(begin)

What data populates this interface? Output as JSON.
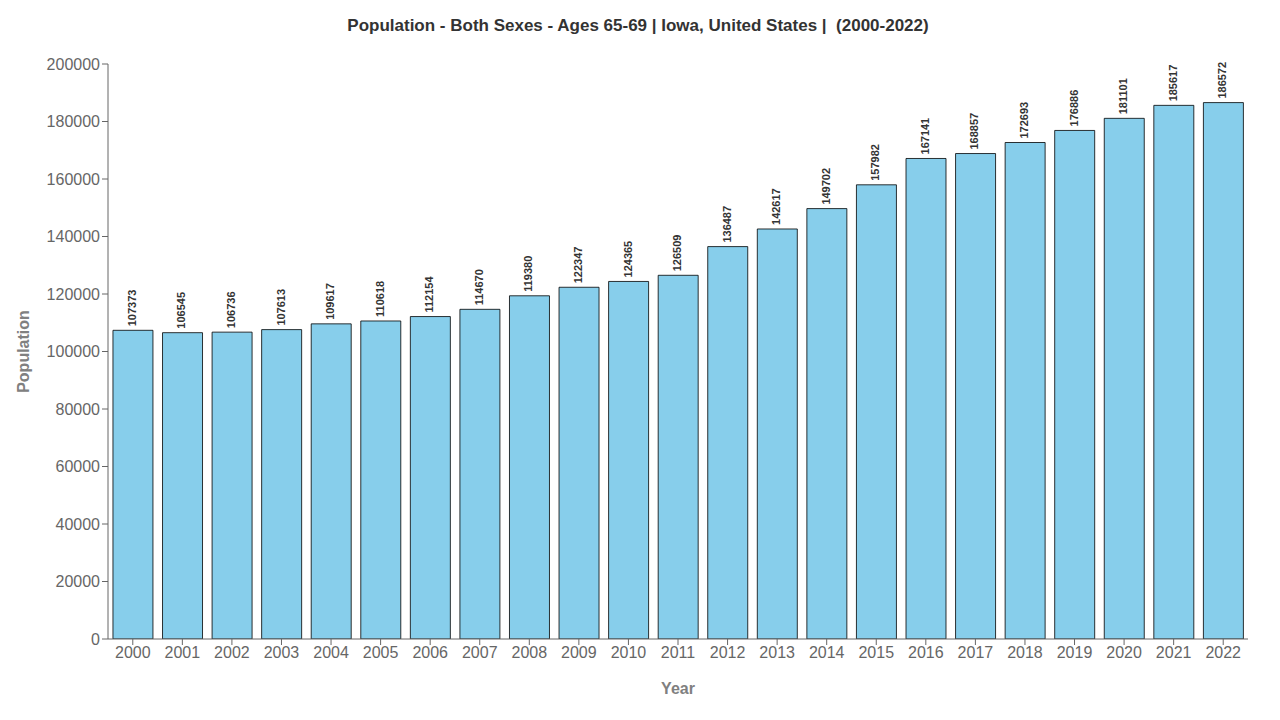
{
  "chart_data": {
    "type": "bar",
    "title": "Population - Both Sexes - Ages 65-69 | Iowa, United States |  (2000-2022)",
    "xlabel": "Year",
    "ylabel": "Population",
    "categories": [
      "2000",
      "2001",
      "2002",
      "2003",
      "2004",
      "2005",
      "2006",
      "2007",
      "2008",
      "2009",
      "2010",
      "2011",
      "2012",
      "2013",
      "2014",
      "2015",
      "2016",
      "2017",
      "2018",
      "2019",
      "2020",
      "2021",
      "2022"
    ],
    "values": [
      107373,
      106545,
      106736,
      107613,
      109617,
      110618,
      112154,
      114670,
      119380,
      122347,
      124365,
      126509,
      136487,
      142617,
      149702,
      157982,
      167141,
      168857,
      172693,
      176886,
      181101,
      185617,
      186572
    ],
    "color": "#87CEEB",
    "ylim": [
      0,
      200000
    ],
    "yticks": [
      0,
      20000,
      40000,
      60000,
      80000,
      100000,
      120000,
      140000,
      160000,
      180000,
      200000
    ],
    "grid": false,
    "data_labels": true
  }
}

(end)
(begin)

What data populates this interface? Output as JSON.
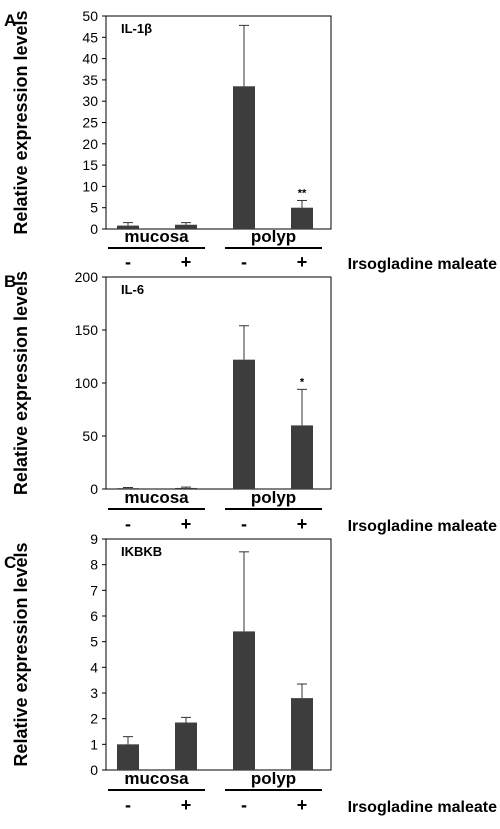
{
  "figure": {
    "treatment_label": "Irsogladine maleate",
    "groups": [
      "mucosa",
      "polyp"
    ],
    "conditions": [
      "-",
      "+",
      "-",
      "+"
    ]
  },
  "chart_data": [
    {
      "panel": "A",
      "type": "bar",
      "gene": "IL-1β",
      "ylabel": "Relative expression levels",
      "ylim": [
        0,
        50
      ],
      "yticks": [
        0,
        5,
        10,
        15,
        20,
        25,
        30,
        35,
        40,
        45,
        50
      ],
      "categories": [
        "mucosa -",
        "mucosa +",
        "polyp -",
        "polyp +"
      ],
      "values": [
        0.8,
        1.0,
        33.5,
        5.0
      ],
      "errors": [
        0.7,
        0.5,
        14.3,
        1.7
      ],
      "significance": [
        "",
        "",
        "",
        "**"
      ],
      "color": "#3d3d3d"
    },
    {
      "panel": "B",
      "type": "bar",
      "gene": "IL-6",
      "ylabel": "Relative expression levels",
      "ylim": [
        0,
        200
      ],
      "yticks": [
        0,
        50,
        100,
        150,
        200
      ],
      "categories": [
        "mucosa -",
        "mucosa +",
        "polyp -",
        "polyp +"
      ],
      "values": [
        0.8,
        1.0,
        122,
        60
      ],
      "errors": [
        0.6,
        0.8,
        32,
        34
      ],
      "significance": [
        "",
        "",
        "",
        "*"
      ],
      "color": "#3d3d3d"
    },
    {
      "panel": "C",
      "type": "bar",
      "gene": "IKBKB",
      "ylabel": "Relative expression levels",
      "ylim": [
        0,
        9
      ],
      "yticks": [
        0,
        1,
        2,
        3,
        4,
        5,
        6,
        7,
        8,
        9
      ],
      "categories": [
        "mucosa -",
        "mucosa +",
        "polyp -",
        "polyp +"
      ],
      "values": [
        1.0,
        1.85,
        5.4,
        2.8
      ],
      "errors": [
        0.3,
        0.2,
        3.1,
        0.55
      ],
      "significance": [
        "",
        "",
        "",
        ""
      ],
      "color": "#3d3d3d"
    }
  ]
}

(end)

What you should do:
Find the string "Population" in the listing and return every line that holds it.

Solution to this task:
    "title": "Population - Both Sexes - Ages 65-69 | Iowa, United States |  (2000-2022)",
    "ylabel": "Population",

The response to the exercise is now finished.